Start of DOCUMENT PASSAGE

Re: graphic chars, set-font and sed

Glynn Clements <glynn@xxxxxxxxxxxxxxxxxx> · Thu, 21 Apr 2005 16:34:29 +0100

Luca Ferrari wrote:

> > > Second, I've noticed that sed regular expressions get
> > > confused by the presence of multiple semigraphic chars, while a single
> > > one seems to work ok. Does anybody knows a way to "escape" those chars,
> > > in order to make them understandable to sed and other programs?
> >
> > sed itself should be 8-bit clean; are you sure that this isn't an
> > encoding (e.g. ISO-8859-1 vs UTF-8) issue?
> 
> I don't know what you mean with "encoding issue". How can I discover it?

An encoding is a mechanism for representing characters as bytes. 
Examples of commonly-used encodings are ASCII, ISO-8859-1 and UTF-8.

ISO-8859-1 is a single-byte encoding. There are 192 printable
characters and 64 control characters, each encoded as a single byte. 
E.g. the character "æ" (a-e ligature, code 230) is represented by the
byte 230 ("\xE6" in C notation).

UTF-8 is a multi-byte encoding. It supports up to 2^31 characters,
each of which is encoded using between 1 and 6 bytes. The first 128
characters (the ASCII subset) are encoded as a single byte; the next
1920 characters are encoded as two bytes. E.g. the character "æ" (a-e
ligature, code 230) is represented by the byte sequence 195,166
("\xC3\xA6" in C notation).

End of DOCUMENT PASSAGE

- TASK INSTRUCTIONS -
- 1) Answer these about the forum reply on sed and character encodings:
(a) How many printable characters does ISO-8859-1 have?
(b) In UTF-8, how many bytes are used for each of the first 128 characters?
(c) What byte sequence represents "æ" in UTF-8?
- 2) Carry on the forum reply about sed and character encodings, starting right after its last sentence.

Start of INFORMATION SUPPLIED

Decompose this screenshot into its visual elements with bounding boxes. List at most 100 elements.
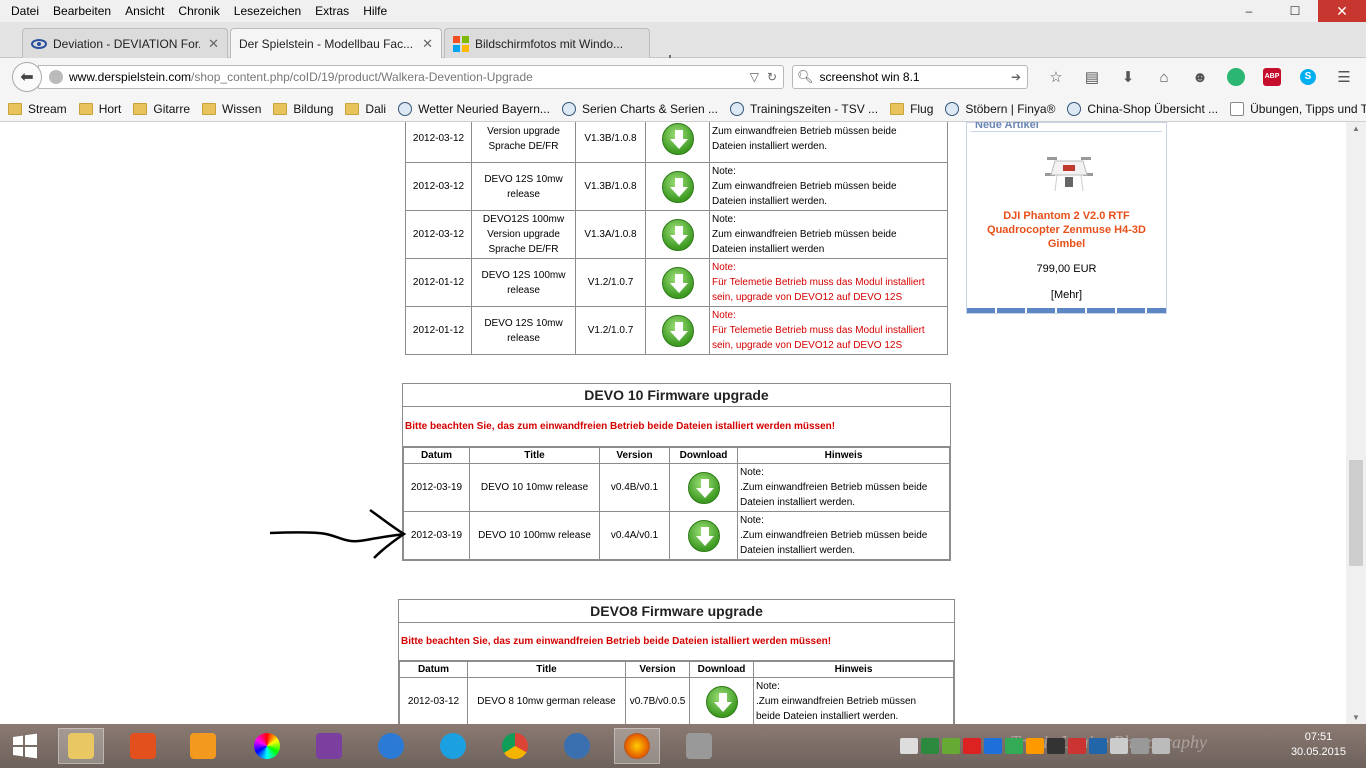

End of INFORMATION SUPPLIED

- EXPECTED ANSWERS -
- 1)
(a) 192
(b) One byte each
(c) 195,166 ("\xC3\xA6" in C notation)

- 2)
sed itself works with bytes, not characters. This means that it will
work with any single-byte encoding (e.g. ASCII and all of the
ISO-8859-* encodings), but it won't work with multi-byte encodings
such as UTF-8.

If you were to use an expression such as 'æ*' (zero or more
occurrences of the æ character), it would work in ISO-8859-1 (i.e. 
zero or more occurrences of byte 230) but not in UTF-8, where it would
be interpreted as byte 195 followed by zero or more occurrences of
byte 166 (the * operator means "zero or more occurrences of the
preceding byte).

The semigraphic characters aren't part of the ASCII set, so the
sequence of bytes used to represent them will vary depending upon the
encoding which is used.

Essentially, you have to bear in mind that sed's regular expressions,
and the stream of data which it processes, are sequences of bytes, not
characters.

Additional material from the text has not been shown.